_BRIEF:_ Pull out every line below holding the word "INDEX".
---- LISTED RECORDS
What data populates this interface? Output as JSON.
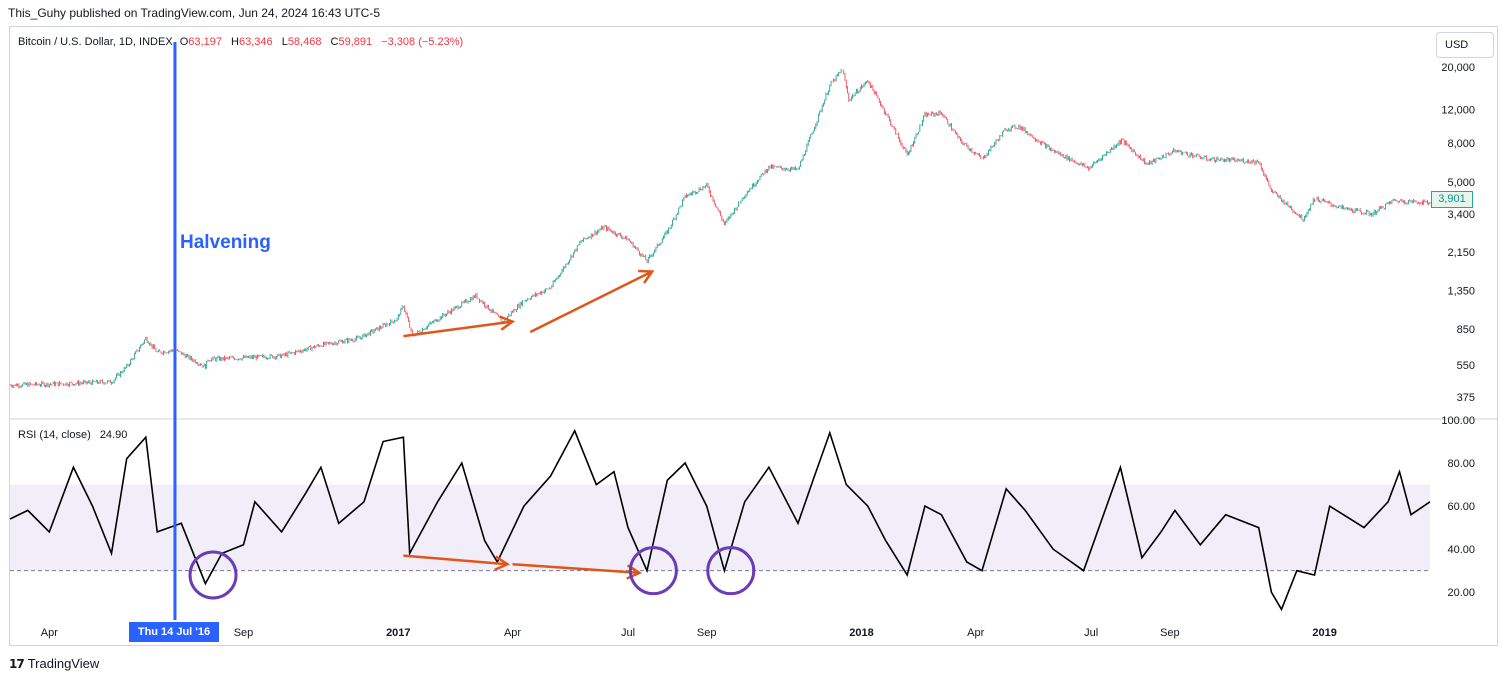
{
  "attribution": "This_Guhy published on TradingView.com, Jun 24, 2024 16:43 UTC-5",
  "symbol": {
    "name": "Bitcoin / U.S. Dollar, 1D, INDEX",
    "o_label": "O",
    "o_value": "63,197",
    "h_label": "H",
    "h_value": "63,346",
    "l_label": "L",
    "l_value": "58,468",
    "c_label": "C",
    "c_value": "59,891",
    "change": "−3,308 (−5.23%)"
  },
  "currency_button": "USD",
  "last_price_tag": "3,901",
  "annotation_halvening": "Halvening",
  "crosshair_date": "Thu 14 Jul '16",
  "rsi_legend": {
    "name": "RSI (14, close)",
    "value": "24.90"
  },
  "branding": "TradingView",
  "colors": {
    "accent": "#2962ff",
    "up": "#089981",
    "down": "#f23645",
    "arrow": "#e0561a",
    "circle": "#6a3db8"
  },
  "chart_data": [
    {
      "type": "candlestick",
      "title": "Bitcoin / U.S. Dollar, 1D, INDEX",
      "y_scale": "log",
      "ylim": [
        320,
        24000
      ],
      "y_ticks": [
        "20,000",
        "12,000",
        "8,000",
        "5,000",
        "3,400",
        "2,150",
        "1,350",
        "850",
        "550",
        "375"
      ],
      "y_tick_values": [
        20000,
        12000,
        8000,
        5000,
        3400,
        2150,
        1350,
        850,
        550,
        375
      ],
      "x_ticks": [
        "Apr",
        "Sep",
        "2017",
        "Apr",
        "Jul",
        "Sep",
        "2018",
        "Apr",
        "Jul",
        "Sep",
        "2019"
      ],
      "x_tick_dates": [
        "2016-04-01",
        "2016-09-01",
        "2017-01-01",
        "2017-04-01",
        "2017-07-01",
        "2017-09-01",
        "2018-01-01",
        "2018-04-01",
        "2018-07-01",
        "2018-09-01",
        "2019-01-01"
      ],
      "x_range": [
        "2016-03-01",
        "2019-03-25"
      ],
      "halvening_date": "2016-07-09",
      "close_path": [
        [
          "2016-03-01",
          432
        ],
        [
          "2016-04-15",
          440
        ],
        [
          "2016-05-20",
          450
        ],
        [
          "2016-06-01",
          540
        ],
        [
          "2016-06-16",
          760
        ],
        [
          "2016-06-25",
          640
        ],
        [
          "2016-07-09",
          660
        ],
        [
          "2016-08-02",
          540
        ],
        [
          "2016-08-04",
          590
        ],
        [
          "2016-09-01",
          600
        ],
        [
          "2016-10-01",
          615
        ],
        [
          "2016-11-01",
          700
        ],
        [
          "2016-12-01",
          760
        ],
        [
          "2016-12-31",
          960
        ],
        [
          "2017-01-05",
          1130
        ],
        [
          "2017-01-12",
          780
        ],
        [
          "2017-02-01",
          960
        ],
        [
          "2017-03-03",
          1270
        ],
        [
          "2017-03-24",
          930
        ],
        [
          "2017-04-10",
          1200
        ],
        [
          "2017-05-01",
          1400
        ],
        [
          "2017-05-25",
          2450
        ],
        [
          "2017-06-12",
          2900
        ],
        [
          "2017-07-01",
          2500
        ],
        [
          "2017-07-16",
          1930
        ],
        [
          "2017-08-01",
          2750
        ],
        [
          "2017-08-15",
          4200
        ],
        [
          "2017-09-01",
          4800
        ],
        [
          "2017-09-15",
          3000
        ],
        [
          "2017-10-01",
          4300
        ],
        [
          "2017-10-20",
          6000
        ],
        [
          "2017-11-12",
          5800
        ],
        [
          "2017-11-20",
          8000
        ],
        [
          "2017-12-07",
          16000
        ],
        [
          "2017-12-17",
          19500
        ],
        [
          "2017-12-22",
          13500
        ],
        [
          "2018-01-06",
          17000
        ],
        [
          "2018-01-20",
          11500
        ],
        [
          "2018-02-06",
          6900
        ],
        [
          "2018-02-20",
          11200
        ],
        [
          "2018-03-05",
          11500
        ],
        [
          "2018-03-20",
          8200
        ],
        [
          "2018-04-06",
          6600
        ],
        [
          "2018-04-25",
          9500
        ],
        [
          "2018-05-05",
          9800
        ],
        [
          "2018-05-30",
          7400
        ],
        [
          "2018-06-29",
          5900
        ],
        [
          "2018-07-25",
          8300
        ],
        [
          "2018-08-14",
          6200
        ],
        [
          "2018-09-05",
          7300
        ],
        [
          "2018-10-01",
          6600
        ],
        [
          "2018-11-10",
          6400
        ],
        [
          "2018-11-20",
          4500
        ],
        [
          "2018-12-15",
          3200
        ],
        [
          "2018-12-24",
          4100
        ],
        [
          "2019-01-15",
          3650
        ],
        [
          "2019-02-07",
          3400
        ],
        [
          "2019-02-24",
          4000
        ],
        [
          "2019-03-25",
          3901
        ]
      ],
      "last_price": 3901
    },
    {
      "type": "line",
      "title": "RSI (14, close)",
      "ylim": [
        8,
        100
      ],
      "y_ticks": [
        "100.00",
        "80.00",
        "60.00",
        "40.00",
        "20.00"
      ],
      "y_tick_values": [
        100,
        80,
        60,
        40,
        20
      ],
      "overbought": 70,
      "oversold": 30,
      "x_range": [
        "2016-03-01",
        "2019-03-25"
      ],
      "rsi_path": [
        [
          "2016-03-01",
          54
        ],
        [
          "2016-03-15",
          58
        ],
        [
          "2016-04-01",
          48
        ],
        [
          "2016-04-20",
          78
        ],
        [
          "2016-05-05",
          60
        ],
        [
          "2016-05-20",
          38
        ],
        [
          "2016-06-01",
          82
        ],
        [
          "2016-06-16",
          92
        ],
        [
          "2016-06-25",
          48
        ],
        [
          "2016-07-14",
          52
        ],
        [
          "2016-08-02",
          24
        ],
        [
          "2016-08-15",
          38
        ],
        [
          "2016-09-01",
          42
        ],
        [
          "2016-09-10",
          62
        ],
        [
          "2016-10-01",
          48
        ],
        [
          "2016-10-20",
          66
        ],
        [
          "2016-11-01",
          78
        ],
        [
          "2016-11-15",
          52
        ],
        [
          "2016-12-05",
          62
        ],
        [
          "2016-12-20",
          90
        ],
        [
          "2017-01-05",
          92
        ],
        [
          "2017-01-10",
          38
        ],
        [
          "2017-02-01",
          62
        ],
        [
          "2017-02-20",
          80
        ],
        [
          "2017-03-10",
          44
        ],
        [
          "2017-03-20",
          34
        ],
        [
          "2017-04-10",
          60
        ],
        [
          "2017-05-01",
          74
        ],
        [
          "2017-05-20",
          95
        ],
        [
          "2017-06-06",
          70
        ],
        [
          "2017-06-20",
          76
        ],
        [
          "2017-07-01",
          50
        ],
        [
          "2017-07-16",
          30
        ],
        [
          "2017-08-01",
          72
        ],
        [
          "2017-08-15",
          80
        ],
        [
          "2017-09-01",
          60
        ],
        [
          "2017-09-15",
          30
        ],
        [
          "2017-10-01",
          62
        ],
        [
          "2017-10-20",
          78
        ],
        [
          "2017-11-12",
          52
        ],
        [
          "2017-11-25",
          74
        ],
        [
          "2017-12-07",
          94
        ],
        [
          "2017-12-20",
          70
        ],
        [
          "2018-01-06",
          60
        ],
        [
          "2018-01-20",
          44
        ],
        [
          "2018-02-06",
          28
        ],
        [
          "2018-02-20",
          60
        ],
        [
          "2018-03-05",
          56
        ],
        [
          "2018-03-25",
          34
        ],
        [
          "2018-04-06",
          30
        ],
        [
          "2018-04-25",
          68
        ],
        [
          "2018-05-10",
          58
        ],
        [
          "2018-06-01",
          40
        ],
        [
          "2018-06-25",
          30
        ],
        [
          "2018-07-24",
          78
        ],
        [
          "2018-08-10",
          36
        ],
        [
          "2018-08-25",
          48
        ],
        [
          "2018-09-05",
          58
        ],
        [
          "2018-09-25",
          42
        ],
        [
          "2018-10-15",
          56
        ],
        [
          "2018-11-10",
          50
        ],
        [
          "2018-11-20",
          20
        ],
        [
          "2018-11-28",
          12
        ],
        [
          "2018-12-10",
          30
        ],
        [
          "2018-12-24",
          28
        ],
        [
          "2019-01-05",
          60
        ],
        [
          "2019-02-01",
          50
        ],
        [
          "2019-02-20",
          62
        ],
        [
          "2019-03-01",
          76
        ],
        [
          "2019-03-10",
          56
        ],
        [
          "2019-03-25",
          62
        ]
      ]
    }
  ]
}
--------
_TASK OUTPUT:_
    "name": "Bitcoin / U.S. Dollar, 1D, INDEX",
      "title": "Bitcoin / U.S. Dollar, 1D, INDEX",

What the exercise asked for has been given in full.